━━ RECORD EXTRACTS

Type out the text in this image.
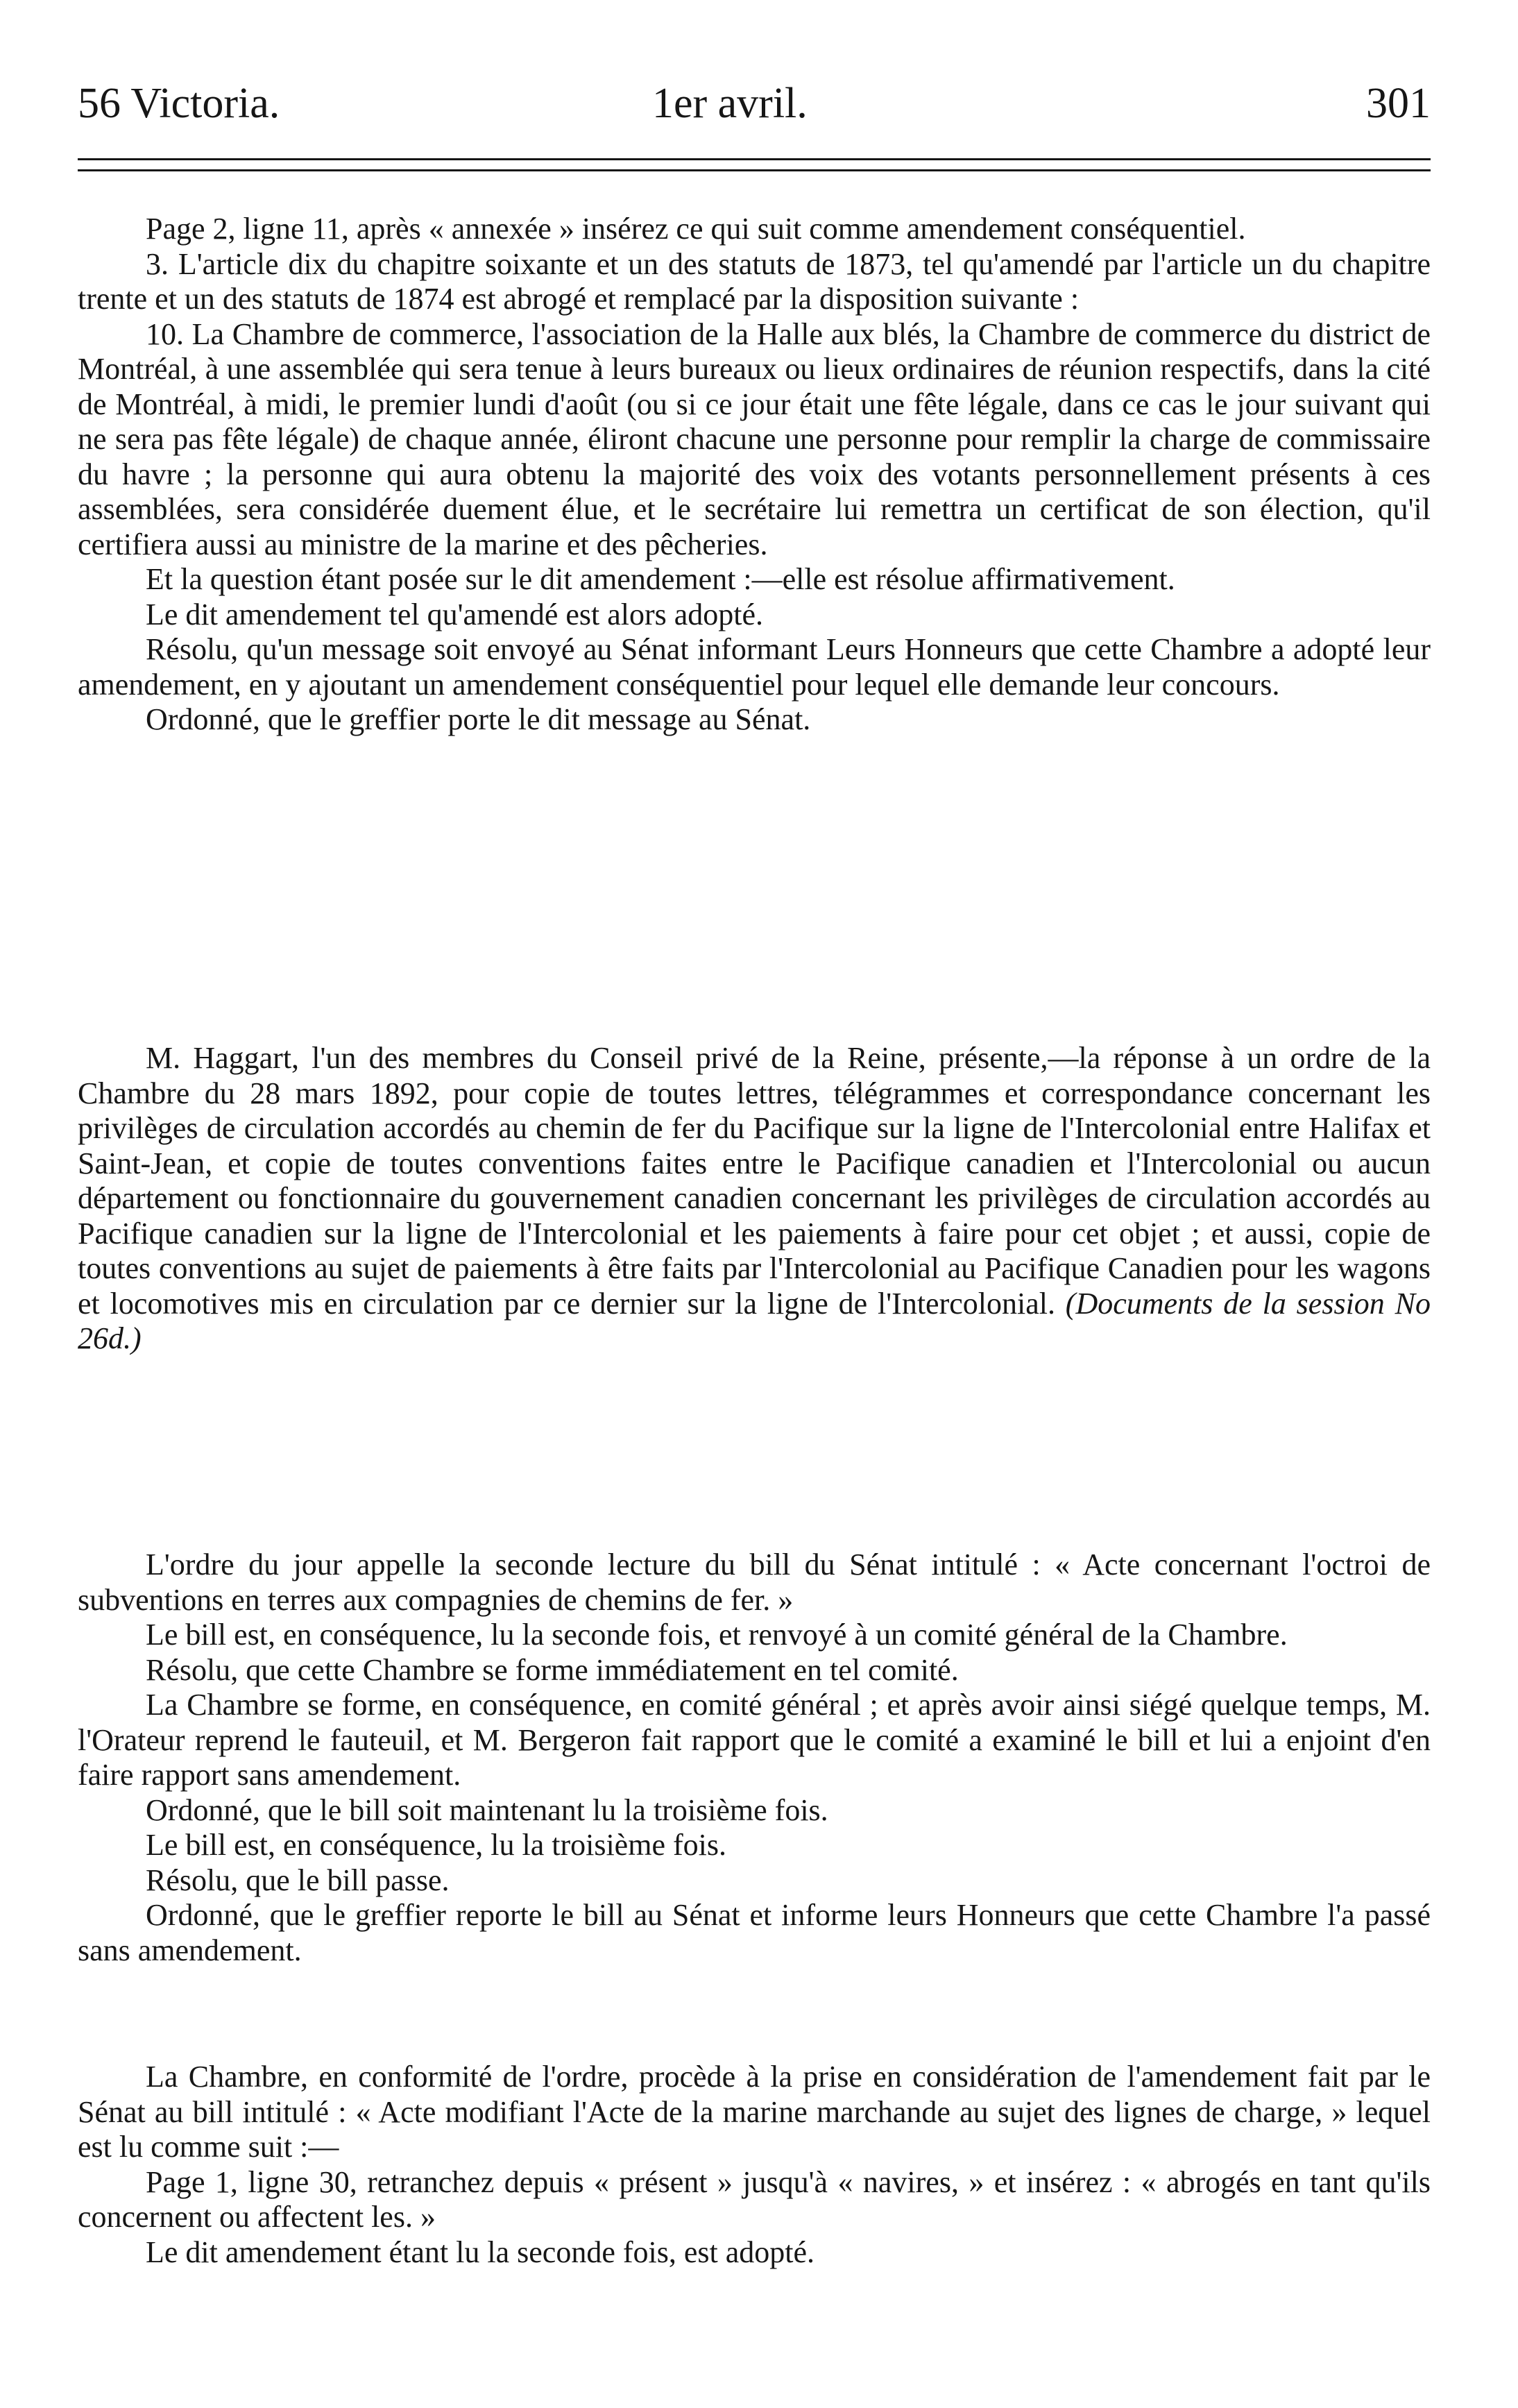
56 Victoria.	1er avril.	301

Page 2, ligne 11, après « annexée » insérez ce qui suit comme amendement conséquentiel.

3. L'article dix du chapitre soixante et un des statuts de 1873, tel qu'amendé par l'article un du chapitre trente et un des statuts de 1874 est abrogé et remplacé par la disposition suivante :

10. La Chambre de commerce, l'association de la Halle aux blés, la Chambre de commerce du district de Montréal, à une assemblée qui sera tenue à leurs bureaux ou lieux ordinaires de réunion respectifs, dans la cité de Montréal, à midi, le premier lundi d'août (ou si ce jour était une fête légale, dans ce cas le jour suivant qui ne sera pas fête légale) de chaque année, éliront chacune une personne pour remplir la charge de commissaire du havre ; la personne qui aura obtenu la majorité des voix des votants personnellement présents à ces assemblées, sera considérée duement élue, et le secrétaire lui remettra un certificat de son élection, qu'il certifiera aussi au ministre de la marine et des pêcheries.

Et la question étant posée sur le dit amendement :—elle est résolue affirmativement.

Le dit amendement tel qu'amendé est alors adopté.

Résolu, qu'un message soit envoyé au Sénat informant Leurs Honneurs que cette Chambre a adopté leur amendement, en y ajoutant un amendement conséquentiel pour lequel elle demande leur concours.

Ordonné, que le greffier porte le dit message au Sénat.

M. Haggart, l'un des membres du Conseil privé de la Reine, présente,—la réponse à un ordre de la Chambre du 28 mars 1892, pour copie de toutes lettres, télégrammes et correspondance concernant les privilèges de circulation accordés au chemin de fer du Pacifique sur la ligne de l'Intercolonial entre Halifax et Saint-Jean, et copie de toutes conventions faites entre le Pacifique canadien et l'Intercolonial ou aucun département ou fonctionnaire du gouvernement canadien concernant les privilèges de circulation accordés au Pacifique canadien sur la ligne de l'Intercolonial et les paiements à faire pour cet objet ; et aussi, copie de toutes conventions au sujet de paiements à être faits par l'Intercolonial au Pacifique Canadien pour les wagons et locomotives mis en circulation par ce dernier sur la ligne de l'Intercolonial. (Documents de la session No 26d.)

L'ordre du jour appelle la seconde lecture du bill du Sénat intitulé : « Acte concernant l'octroi de subventions en terres aux compagnies de chemins de fer. »

Le bill est, en conséquence, lu la seconde fois, et renvoyé à un comité général de la Chambre.

Résolu, que cette Chambre se forme immédiatement en tel comité.

La Chambre se forme, en conséquence, en comité général ; et après avoir ainsi siégé quelque temps, M. l'Orateur reprend le fauteuil, et M. Bergeron fait rapport que le comité a examiné le bill et lui a enjoint d'en faire rapport sans amendement.

Ordonné, que le bill soit maintenant lu la troisième fois.

Le bill est, en conséquence, lu la troisième fois.

Résolu, que le bill passe.

Ordonné, que le greffier reporte le bill au Sénat et informe leurs Honneurs que cette Chambre l'a passé sans amendement.

La Chambre, en conformité de l'ordre, procède à la prise en considération de l'amendement fait par le Sénat au bill intitulé : « Acte modifiant l'Acte de la marine marchande au sujet des lignes de charge, » lequel est lu comme suit :—

Page 1, ligne 30, retranchez depuis « présent » jusqu'à « navires, » et insérez : « abrogés en tant qu'ils concernent ou affectent les. »

Le dit amendement étant lu la seconde fois, est adopté.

━━━━

• **TASK INSTRUCTIONS**
Determine how many lines of the data contain "message" and give nothing but that number.

• **TASK ANSWER**
2